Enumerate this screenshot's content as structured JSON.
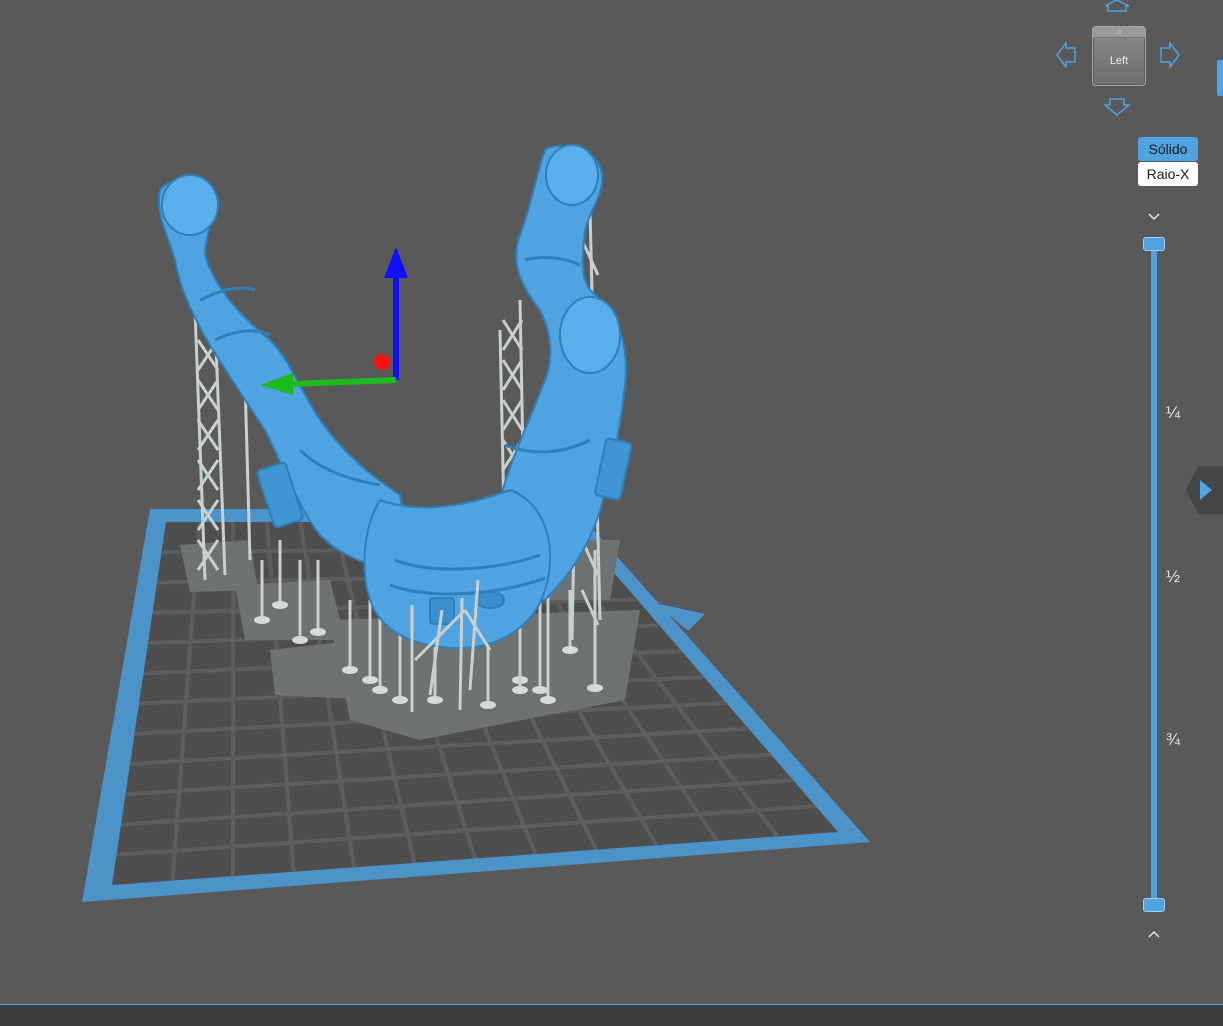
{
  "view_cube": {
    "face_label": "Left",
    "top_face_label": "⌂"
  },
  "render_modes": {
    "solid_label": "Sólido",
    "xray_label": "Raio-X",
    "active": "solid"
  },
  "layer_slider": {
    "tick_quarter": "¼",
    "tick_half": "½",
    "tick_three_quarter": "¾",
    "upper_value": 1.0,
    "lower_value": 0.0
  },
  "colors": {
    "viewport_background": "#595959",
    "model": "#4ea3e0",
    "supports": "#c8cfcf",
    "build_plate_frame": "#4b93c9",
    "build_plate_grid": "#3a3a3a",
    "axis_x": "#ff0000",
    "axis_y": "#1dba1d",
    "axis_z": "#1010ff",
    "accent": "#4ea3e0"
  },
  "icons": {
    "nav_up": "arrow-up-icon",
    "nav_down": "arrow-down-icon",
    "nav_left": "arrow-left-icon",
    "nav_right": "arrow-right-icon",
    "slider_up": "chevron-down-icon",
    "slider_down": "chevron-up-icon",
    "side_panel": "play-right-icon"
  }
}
=======
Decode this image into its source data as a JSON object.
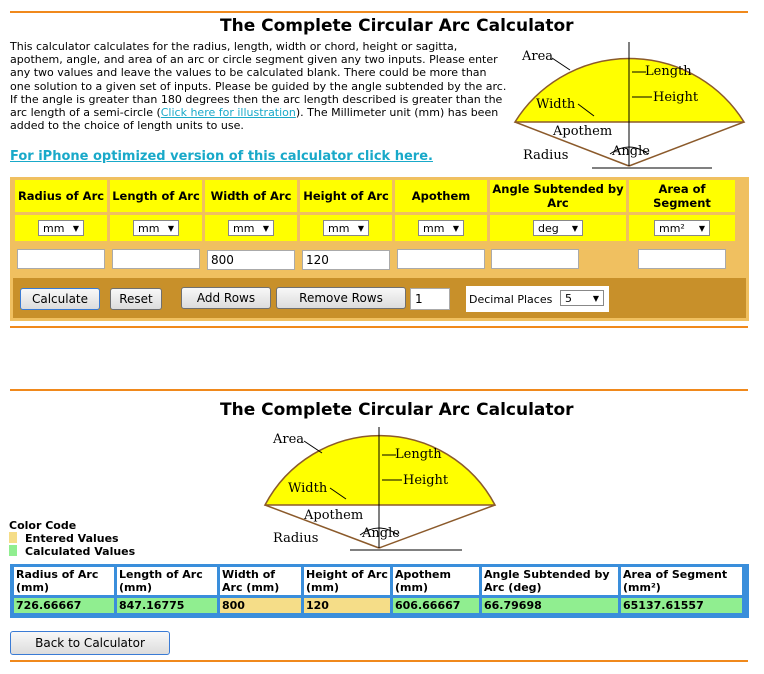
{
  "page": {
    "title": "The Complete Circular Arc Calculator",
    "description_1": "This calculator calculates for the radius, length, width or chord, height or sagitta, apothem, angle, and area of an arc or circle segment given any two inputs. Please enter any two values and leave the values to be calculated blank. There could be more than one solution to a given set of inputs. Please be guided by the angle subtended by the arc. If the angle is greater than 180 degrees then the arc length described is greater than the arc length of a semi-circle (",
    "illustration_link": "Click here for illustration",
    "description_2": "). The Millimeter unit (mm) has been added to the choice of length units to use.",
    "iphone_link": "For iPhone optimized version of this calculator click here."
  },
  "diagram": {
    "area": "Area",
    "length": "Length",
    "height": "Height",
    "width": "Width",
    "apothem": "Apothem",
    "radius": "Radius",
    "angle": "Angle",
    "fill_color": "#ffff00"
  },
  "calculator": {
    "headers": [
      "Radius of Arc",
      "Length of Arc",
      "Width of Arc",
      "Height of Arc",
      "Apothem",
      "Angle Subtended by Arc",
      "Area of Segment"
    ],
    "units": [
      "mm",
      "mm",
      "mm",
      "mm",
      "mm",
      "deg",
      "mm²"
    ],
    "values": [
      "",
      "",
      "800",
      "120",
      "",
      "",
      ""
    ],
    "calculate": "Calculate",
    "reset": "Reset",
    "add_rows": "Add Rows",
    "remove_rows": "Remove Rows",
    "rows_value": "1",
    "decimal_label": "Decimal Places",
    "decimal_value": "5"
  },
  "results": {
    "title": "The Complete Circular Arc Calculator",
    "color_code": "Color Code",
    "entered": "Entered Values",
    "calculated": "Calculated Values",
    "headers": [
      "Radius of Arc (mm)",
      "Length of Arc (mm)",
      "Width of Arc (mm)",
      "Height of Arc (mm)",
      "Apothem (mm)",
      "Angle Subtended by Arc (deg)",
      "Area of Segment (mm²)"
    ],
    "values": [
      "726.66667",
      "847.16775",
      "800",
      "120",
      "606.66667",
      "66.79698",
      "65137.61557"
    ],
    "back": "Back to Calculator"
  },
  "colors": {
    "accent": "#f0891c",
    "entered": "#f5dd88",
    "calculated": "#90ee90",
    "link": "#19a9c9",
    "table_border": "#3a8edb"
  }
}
=======
Exercise prompt:
Filter lines by "units" and return each hit.

The result:
    "description_2": "). The Millimeter unit (mm) has been added to the choice of length units to use.",
    "units": [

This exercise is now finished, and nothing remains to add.